• _WHAT THE EXERCISE ASKS_
Reproduce all of the data exactly.
# start of GIVEN INFORMATION
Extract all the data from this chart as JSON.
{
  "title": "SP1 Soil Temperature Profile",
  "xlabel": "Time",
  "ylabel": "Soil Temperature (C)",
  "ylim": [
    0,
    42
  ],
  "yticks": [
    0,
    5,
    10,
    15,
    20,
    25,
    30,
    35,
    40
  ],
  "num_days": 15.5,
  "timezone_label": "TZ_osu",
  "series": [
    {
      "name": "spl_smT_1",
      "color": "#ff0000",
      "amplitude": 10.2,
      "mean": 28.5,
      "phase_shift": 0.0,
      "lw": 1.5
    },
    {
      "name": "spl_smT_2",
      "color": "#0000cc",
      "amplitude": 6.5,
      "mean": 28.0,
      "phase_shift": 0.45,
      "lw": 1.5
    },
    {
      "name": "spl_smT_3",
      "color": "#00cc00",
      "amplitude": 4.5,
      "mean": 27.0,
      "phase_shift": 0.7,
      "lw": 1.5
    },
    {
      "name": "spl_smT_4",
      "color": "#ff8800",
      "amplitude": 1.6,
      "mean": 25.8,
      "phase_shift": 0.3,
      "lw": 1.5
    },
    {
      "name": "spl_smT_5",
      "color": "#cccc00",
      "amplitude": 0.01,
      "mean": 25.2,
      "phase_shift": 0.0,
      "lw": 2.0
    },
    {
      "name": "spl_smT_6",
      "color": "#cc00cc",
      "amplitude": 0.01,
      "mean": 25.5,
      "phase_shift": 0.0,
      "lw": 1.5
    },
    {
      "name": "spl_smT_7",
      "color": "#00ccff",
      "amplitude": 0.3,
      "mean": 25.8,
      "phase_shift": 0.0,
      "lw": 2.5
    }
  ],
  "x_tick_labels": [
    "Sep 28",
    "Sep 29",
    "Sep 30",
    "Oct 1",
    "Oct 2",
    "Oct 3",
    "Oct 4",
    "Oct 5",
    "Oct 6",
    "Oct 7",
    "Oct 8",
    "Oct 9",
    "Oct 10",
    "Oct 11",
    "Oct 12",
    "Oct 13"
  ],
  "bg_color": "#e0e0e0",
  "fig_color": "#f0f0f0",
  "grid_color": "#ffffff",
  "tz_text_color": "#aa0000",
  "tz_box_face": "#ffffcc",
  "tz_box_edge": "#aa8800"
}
# end of GIVEN INFORMATION
• _OUTPUT FOR THIS EXERCISE_
Extract all the data from this chart as JSON.
{
  "title": "SP1 Soil Temperature Profile",
  "xlabel": "Time",
  "ylabel": "Soil Temperature (C)",
  "ylim": [
    0,
    42
  ],
  "yticks": [
    0,
    5,
    10,
    15,
    20,
    25,
    30,
    35,
    40
  ],
  "num_days": 15.5,
  "timezone_label": "TZ_osu",
  "series": [
    {
      "name": "spl_smT_1",
      "color": "#ff0000",
      "amplitude": 10.2,
      "mean": 28.5,
      "phase_shift": 0.0,
      "lw": 1.5
    },
    {
      "name": "spl_smT_2",
      "color": "#0000cc",
      "amplitude": 6.5,
      "mean": 28.0,
      "phase_shift": 0.45,
      "lw": 1.5
    },
    {
      "name": "spl_smT_3",
      "color": "#00cc00",
      "amplitude": 4.5,
      "mean": 27.0,
      "phase_shift": 0.7,
      "lw": 1.5
    },
    {
      "name": "spl_smT_4",
      "color": "#ff8800",
      "amplitude": 1.6,
      "mean": 25.8,
      "phase_shift": 0.3,
      "lw": 1.5
    },
    {
      "name": "spl_smT_5",
      "color": "#cccc00",
      "amplitude": 0.01,
      "mean": 25.2,
      "phase_shift": 0.0,
      "lw": 2.0
    },
    {
      "name": "spl_smT_6",
      "color": "#cc00cc",
      "amplitude": 0.01,
      "mean": 25.5,
      "phase_shift": 0.0,
      "lw": 1.5
    },
    {
      "name": "spl_smT_7",
      "color": "#00ccff",
      "amplitude": 0.3,
      "mean": 25.8,
      "phase_shift": 0.0,
      "lw": 2.5
    }
  ],
  "x_tick_labels": [
    "Sep 28",
    "Sep 29",
    "Sep 30",
    "Oct 1",
    "Oct 2",
    "Oct 3",
    "Oct 4",
    "Oct 5",
    "Oct 6",
    "Oct 7",
    "Oct 8",
    "Oct 9",
    "Oct 10",
    "Oct 11",
    "Oct 12",
    "Oct 13"
  ],
  "bg_color": "#e0e0e0",
  "fig_color": "#f0f0f0",
  "grid_color": "#ffffff",
  "tz_text_color": "#aa0000",
  "tz_box_face": "#ffffcc",
  "tz_box_edge": "#aa8800"
}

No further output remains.